Task requirements: Scan the records for the word "Línea". Copy each line that includes it.

Raw records:

^^^^^^^^

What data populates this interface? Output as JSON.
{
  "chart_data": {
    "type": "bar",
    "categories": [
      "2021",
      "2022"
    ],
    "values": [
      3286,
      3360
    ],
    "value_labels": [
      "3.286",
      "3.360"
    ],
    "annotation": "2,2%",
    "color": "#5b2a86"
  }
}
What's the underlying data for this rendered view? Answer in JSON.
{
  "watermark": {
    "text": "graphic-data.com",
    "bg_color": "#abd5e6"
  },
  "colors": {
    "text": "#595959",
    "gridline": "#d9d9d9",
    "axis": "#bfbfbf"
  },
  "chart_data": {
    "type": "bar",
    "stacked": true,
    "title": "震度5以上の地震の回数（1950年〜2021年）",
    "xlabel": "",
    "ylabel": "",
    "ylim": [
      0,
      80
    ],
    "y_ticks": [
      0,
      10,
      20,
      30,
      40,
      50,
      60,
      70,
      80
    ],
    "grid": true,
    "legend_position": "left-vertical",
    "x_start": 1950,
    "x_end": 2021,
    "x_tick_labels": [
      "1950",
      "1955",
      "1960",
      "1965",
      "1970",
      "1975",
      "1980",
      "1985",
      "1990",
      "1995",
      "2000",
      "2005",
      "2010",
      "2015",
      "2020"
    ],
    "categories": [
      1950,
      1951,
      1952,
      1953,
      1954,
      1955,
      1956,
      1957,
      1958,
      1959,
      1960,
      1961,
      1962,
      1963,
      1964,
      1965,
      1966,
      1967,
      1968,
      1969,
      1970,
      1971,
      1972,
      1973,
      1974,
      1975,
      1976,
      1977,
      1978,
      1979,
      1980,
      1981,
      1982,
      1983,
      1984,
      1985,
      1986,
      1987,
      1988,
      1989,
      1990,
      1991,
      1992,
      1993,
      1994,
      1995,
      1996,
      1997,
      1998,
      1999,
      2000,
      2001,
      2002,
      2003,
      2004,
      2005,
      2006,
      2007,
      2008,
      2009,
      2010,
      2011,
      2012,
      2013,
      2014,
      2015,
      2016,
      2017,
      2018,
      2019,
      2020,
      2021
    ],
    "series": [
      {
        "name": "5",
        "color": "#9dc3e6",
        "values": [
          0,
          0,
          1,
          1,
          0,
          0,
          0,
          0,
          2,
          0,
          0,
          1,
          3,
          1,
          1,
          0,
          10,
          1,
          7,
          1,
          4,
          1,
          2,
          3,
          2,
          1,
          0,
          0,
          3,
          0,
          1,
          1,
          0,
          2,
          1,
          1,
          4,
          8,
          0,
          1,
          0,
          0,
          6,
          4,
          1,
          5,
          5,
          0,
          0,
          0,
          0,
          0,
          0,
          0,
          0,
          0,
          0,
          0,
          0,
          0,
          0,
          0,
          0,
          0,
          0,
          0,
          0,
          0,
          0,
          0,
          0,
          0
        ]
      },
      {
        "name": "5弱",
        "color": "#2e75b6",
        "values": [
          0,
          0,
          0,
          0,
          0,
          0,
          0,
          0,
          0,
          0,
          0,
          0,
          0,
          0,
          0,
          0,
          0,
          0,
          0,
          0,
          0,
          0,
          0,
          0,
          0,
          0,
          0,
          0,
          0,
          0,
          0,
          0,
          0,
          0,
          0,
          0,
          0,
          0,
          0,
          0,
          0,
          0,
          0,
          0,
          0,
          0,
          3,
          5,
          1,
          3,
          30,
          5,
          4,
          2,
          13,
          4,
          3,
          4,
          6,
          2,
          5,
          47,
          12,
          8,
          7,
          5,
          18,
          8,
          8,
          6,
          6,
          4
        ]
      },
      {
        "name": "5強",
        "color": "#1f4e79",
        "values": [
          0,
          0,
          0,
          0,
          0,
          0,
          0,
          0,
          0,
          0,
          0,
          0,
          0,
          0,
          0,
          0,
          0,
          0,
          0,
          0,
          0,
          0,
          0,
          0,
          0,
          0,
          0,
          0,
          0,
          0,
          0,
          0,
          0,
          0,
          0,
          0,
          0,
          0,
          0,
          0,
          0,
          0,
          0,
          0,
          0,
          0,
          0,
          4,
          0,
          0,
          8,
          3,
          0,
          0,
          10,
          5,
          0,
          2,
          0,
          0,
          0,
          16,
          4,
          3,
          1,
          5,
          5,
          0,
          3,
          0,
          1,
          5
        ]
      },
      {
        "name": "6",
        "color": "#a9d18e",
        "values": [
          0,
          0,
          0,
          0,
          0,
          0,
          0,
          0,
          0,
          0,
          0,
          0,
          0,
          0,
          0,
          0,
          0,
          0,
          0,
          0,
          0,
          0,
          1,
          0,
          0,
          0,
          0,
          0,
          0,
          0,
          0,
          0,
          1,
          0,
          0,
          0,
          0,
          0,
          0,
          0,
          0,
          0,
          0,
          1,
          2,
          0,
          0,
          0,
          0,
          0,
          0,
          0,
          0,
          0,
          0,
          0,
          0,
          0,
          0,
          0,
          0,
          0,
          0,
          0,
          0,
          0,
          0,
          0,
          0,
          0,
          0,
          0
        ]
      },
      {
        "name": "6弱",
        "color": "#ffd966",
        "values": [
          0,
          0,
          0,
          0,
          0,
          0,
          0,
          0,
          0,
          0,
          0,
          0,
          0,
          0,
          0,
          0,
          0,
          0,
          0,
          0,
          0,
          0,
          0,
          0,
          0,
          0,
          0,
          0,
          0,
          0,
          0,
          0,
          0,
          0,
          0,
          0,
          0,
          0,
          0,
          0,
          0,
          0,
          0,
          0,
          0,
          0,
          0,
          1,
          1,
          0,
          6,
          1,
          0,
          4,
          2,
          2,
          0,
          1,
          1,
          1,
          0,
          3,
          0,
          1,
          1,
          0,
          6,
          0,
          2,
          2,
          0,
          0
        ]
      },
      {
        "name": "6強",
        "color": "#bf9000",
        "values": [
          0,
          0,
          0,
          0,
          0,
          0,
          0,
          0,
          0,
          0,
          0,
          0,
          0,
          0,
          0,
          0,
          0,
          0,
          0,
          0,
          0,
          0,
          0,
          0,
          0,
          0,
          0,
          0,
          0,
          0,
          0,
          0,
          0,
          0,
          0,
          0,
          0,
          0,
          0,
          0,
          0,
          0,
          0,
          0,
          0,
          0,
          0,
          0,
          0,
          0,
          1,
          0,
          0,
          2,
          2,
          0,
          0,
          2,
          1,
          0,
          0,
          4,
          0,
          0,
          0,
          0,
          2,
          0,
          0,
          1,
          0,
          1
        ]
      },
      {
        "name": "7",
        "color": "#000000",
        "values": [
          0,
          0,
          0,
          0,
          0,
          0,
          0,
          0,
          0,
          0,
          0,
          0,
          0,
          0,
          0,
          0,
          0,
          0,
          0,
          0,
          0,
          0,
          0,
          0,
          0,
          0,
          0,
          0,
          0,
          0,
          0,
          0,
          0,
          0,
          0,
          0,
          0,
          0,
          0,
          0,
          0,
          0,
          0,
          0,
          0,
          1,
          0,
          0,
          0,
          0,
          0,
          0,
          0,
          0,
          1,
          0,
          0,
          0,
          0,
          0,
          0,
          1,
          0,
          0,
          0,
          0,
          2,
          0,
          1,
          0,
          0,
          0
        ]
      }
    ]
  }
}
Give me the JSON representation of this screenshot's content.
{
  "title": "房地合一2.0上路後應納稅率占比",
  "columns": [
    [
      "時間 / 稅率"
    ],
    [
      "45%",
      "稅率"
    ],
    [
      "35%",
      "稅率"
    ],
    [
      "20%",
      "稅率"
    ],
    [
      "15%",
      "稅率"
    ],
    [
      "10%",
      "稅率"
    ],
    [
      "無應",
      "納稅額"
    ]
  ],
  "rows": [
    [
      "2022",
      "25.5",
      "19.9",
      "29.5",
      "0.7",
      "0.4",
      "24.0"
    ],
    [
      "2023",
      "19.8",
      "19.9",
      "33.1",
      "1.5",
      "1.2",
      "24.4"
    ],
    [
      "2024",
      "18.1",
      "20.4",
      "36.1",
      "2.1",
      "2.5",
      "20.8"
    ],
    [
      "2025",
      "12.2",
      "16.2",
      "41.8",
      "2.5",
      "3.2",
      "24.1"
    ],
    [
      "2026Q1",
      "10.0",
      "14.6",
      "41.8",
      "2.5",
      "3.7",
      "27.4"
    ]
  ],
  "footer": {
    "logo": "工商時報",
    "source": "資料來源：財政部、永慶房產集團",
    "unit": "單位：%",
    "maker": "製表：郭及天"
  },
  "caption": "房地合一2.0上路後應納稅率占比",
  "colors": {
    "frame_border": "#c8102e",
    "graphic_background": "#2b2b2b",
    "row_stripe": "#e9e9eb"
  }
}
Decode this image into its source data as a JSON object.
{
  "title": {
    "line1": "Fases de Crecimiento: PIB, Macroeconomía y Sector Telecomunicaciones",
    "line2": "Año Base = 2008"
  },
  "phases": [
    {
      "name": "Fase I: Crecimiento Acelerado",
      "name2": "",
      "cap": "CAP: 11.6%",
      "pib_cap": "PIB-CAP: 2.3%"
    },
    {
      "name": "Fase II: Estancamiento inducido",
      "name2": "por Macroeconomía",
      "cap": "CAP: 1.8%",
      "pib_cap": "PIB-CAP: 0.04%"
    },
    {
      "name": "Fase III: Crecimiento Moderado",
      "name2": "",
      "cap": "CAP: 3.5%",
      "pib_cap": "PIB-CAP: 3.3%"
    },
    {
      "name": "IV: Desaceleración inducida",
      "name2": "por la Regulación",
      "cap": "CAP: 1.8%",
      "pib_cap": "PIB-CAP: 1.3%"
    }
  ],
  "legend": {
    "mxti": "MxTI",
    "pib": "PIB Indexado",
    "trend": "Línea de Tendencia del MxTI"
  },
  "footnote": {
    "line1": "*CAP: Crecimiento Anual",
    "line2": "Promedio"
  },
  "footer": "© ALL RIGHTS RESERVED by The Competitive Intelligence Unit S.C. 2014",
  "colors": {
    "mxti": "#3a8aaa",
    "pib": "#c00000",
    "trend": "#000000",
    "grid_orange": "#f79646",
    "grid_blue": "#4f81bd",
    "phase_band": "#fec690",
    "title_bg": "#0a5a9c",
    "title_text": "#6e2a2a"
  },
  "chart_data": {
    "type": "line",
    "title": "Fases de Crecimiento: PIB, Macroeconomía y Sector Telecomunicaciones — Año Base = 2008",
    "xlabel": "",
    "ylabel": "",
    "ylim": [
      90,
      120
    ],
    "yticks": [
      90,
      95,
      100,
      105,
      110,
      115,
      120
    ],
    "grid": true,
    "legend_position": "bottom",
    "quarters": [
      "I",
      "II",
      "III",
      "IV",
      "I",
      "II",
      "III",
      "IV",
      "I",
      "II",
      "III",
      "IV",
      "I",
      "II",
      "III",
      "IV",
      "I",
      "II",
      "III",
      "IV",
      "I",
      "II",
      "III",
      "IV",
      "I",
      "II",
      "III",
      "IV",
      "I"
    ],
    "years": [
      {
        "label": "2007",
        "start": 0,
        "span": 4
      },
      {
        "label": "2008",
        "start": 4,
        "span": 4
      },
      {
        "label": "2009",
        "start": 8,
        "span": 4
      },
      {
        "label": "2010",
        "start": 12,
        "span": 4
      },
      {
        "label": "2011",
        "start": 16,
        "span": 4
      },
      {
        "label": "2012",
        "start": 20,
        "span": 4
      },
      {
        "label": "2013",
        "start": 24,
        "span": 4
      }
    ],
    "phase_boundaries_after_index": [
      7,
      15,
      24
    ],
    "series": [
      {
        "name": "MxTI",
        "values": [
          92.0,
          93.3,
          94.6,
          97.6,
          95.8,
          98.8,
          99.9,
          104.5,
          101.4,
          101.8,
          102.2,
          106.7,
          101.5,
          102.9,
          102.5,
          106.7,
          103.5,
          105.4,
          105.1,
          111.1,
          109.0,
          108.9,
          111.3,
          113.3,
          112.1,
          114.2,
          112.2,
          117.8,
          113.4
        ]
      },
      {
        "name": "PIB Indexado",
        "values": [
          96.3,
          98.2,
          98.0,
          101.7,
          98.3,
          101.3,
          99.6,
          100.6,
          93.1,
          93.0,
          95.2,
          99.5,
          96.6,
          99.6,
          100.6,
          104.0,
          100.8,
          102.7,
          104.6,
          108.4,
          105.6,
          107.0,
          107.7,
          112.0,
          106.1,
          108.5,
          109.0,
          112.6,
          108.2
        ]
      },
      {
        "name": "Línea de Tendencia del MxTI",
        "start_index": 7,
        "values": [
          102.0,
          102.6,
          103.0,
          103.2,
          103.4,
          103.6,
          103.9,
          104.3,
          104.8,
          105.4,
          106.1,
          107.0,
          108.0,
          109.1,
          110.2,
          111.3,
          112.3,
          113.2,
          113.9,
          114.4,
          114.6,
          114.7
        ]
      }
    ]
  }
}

^^^^^^^^

Answer in full:
    "trend": "Línea de Tendencia del MxTI"
        "name": "Línea de Tendencia del MxTI",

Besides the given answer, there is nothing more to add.